What you are asked to do
Would you return all of this data exactly, leaving nothing out?

Material provided
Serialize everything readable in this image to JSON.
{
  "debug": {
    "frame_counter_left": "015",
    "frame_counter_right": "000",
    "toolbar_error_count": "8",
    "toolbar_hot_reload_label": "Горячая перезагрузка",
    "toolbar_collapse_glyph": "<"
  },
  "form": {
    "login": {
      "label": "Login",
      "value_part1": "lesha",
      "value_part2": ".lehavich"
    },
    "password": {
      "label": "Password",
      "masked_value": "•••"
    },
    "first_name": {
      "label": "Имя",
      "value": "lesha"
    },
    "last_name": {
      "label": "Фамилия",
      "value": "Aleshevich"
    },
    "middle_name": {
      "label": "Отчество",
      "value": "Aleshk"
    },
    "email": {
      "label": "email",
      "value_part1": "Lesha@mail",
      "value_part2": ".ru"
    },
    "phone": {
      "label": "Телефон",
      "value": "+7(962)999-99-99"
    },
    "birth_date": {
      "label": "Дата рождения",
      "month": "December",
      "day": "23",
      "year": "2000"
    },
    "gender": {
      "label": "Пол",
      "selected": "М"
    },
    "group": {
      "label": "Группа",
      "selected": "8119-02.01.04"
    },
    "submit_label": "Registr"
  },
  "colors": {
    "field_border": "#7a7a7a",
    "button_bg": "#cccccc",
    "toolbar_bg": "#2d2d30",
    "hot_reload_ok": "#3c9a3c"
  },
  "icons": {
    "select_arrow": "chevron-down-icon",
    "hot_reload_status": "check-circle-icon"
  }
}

Answer for this exercise
Serialize everything readable in this image to JSON.
{
  "debug": {
    "frame_counter_left": "015",
    "frame_counter_right": "000",
    "toolbar_error_count": "8",
    "toolbar_hot_reload_label": "Горячая перезагрузка",
    "toolbar_collapse_glyph": "<"
  },
  "form": {
    "login": {
      "label": "Login",
      "value_part1": "lesha",
      "value_part2": ".lehavich"
    },
    "password": {
      "label": "Password",
      "masked_value": "•••"
    },
    "first_name": {
      "label": "Имя",
      "value": "lesha"
    },
    "last_name": {
      "label": "Фамилия",
      "value": "Aleshevich"
    },
    "middle_name": {
      "label": "Отчество",
      "value": "Aleshk"
    },
    "email": {
      "label": "email",
      "value_part1": "Lesha@mail",
      "value_part2": ".ru"
    },
    "phone": {
      "label": "Телефон",
      "value": "+7(962)999-99-99"
    },
    "birth_date": {
      "label": "Дата рождения",
      "month": "December",
      "day": "23",
      "year": "2000"
    },
    "gender": {
      "label": "Пол",
      "selected": "М"
    },
    "group": {
      "label": "Группа",
      "selected": "8119-02.01.04"
    },
    "submit_label": "Registr"
  },
  "colors": {
    "field_border": "#7a7a7a",
    "button_bg": "#cccccc",
    "toolbar_bg": "#2d2d30",
    "hot_reload_ok": "#3c9a3c"
  },
  "icons": {
    "select_arrow": "chevron-down-icon",
    "hot_reload_status": "check-circle-icon"
  }
}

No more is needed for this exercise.